[What to work on]: Each line of the listing below must be retyped as given.

[Supplied material]:
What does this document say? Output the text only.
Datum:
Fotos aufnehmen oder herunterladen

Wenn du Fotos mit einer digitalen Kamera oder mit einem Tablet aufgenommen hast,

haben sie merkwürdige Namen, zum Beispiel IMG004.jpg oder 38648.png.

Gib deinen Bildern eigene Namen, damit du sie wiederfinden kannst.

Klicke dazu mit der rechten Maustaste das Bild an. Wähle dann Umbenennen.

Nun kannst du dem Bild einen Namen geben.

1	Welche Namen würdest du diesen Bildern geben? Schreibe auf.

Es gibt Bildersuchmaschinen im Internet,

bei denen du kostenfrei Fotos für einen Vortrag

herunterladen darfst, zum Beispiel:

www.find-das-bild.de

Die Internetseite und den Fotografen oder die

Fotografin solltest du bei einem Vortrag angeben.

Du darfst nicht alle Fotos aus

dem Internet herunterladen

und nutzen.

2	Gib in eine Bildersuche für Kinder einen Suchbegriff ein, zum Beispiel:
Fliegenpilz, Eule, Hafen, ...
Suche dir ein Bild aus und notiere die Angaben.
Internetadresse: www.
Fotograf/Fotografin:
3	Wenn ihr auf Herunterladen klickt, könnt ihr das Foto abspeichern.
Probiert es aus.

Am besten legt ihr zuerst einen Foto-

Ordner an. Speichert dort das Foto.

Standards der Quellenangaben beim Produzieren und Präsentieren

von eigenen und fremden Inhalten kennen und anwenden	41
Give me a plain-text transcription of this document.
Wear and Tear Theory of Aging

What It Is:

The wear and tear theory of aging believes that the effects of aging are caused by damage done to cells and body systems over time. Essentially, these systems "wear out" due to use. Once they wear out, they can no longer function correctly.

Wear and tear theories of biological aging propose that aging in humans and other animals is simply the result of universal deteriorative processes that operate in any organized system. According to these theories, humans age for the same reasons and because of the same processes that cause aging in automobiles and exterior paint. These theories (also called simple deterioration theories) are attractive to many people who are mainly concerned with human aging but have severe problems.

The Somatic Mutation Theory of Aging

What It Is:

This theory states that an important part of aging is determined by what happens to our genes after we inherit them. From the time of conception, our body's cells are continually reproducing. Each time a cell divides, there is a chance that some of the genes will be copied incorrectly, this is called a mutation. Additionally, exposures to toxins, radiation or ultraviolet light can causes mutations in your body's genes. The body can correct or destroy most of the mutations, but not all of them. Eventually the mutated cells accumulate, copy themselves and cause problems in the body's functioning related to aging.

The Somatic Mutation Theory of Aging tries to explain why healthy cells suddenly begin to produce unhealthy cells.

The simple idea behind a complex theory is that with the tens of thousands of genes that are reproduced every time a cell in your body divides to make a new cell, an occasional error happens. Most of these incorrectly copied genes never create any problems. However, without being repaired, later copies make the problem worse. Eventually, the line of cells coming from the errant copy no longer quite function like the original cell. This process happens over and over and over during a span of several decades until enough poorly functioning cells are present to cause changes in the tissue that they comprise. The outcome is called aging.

[Response below]:
What does this document say? Output the text only.
Datum:
Fotos aufnehmen oder herunterladen

Wenn du Fotos mit einer digitalen Kamera oder mit einem Tablet aufgenommen hast,

haben sie merkwürdige Namen, zum Beispiel IMG004.jpg oder 38648.png.

Gib deinen Bildern eigene Namen, damit du sie wiederfinden kannst.

Klicke dazu mit der rechten Maustaste das Bild an. Wähle dann Umbenennen.

Nun kannst du dem Bild einen Namen geben.

1	Welche Namen würdest du diesen Bildern geben? Schreibe auf.

Es gibt Bildersuchmaschinen im Internet,

bei denen du kostenfrei Fotos für einen Vortrag

herunterladen darfst, zum Beispiel:

www.find-das-bild.de

Die Internetseite und den Fotografen oder die

Fotografin solltest du bei einem Vortrag angeben.

Du darfst nicht alle Fotos aus

dem Internet herunterladen

und nutzen.

2	Gib in eine Bildersuche für Kinder einen Suchbegriff ein, zum Beispiel:
Fliegenpilz, Eule, Hafen, ...
Suche dir ein Bild aus und notiere die Angaben.
Internetadresse: www.
Fotograf/Fotografin:
3	Wenn ihr auf Herunterladen klickt, könnt ihr das Foto abspeichern.
Probiert es aus.

Am besten legt ihr zuerst einen Foto-

Ordner an. Speichert dort das Foto.

Standards der Quellenangaben beim Produzieren und Präsentieren

von eigenen und fremden Inhalten kennen und anwenden	41
Give me a plain-text transcription of this document.
Wear and Tear Theory of Aging

What It Is:

The wear and tear theory of aging believes that the effects of aging are caused by damage done to cells and body systems over time. Essentially, these systems "wear out" due to use. Once they wear out, they can no longer function correctly.

Wear and tear theories of biological aging propose that aging in humans and other animals is simply the result of universal deteriorative processes that operate in any organized system. According to these theories, humans age for the same reasons and because of the same processes that cause aging in automobiles and exterior paint. These theories (also called simple deterioration theories) are attractive to many people who are mainly concerned with human aging but have severe problems.

The Somatic Mutation Theory of Aging

What It Is:

This theory states that an important part of aging is determined by what happens to our genes after we inherit them. From the time of conception, our body's cells are continually reproducing. Each time a cell divides, there is a chance that some of the genes will be copied incorrectly, this is called a mutation. Additionally, exposures to toxins, radiation or ultraviolet light can causes mutations in your body's genes. The body can correct or destroy most of the mutations, but not all of them. Eventually the mutated cells accumulate, copy themselves and cause problems in the body's functioning related to aging.

The Somatic Mutation Theory of Aging tries to explain why healthy cells suddenly begin to produce unhealthy cells.

The simple idea behind a complex theory is that with the tens of thousands of genes that are reproduced every time a cell in your body divides to make a new cell, an occasional error happens. Most of these incorrectly copied genes never create any problems. However, without being repaired, later copies make the problem worse. Eventually, the line of cells coming from the errant copy no longer quite function like the original cell. This process happens over and over and over during a span of several decades until enough poorly functioning cells are present to cause changes in the tissue that they comprise. The outcome is called aging.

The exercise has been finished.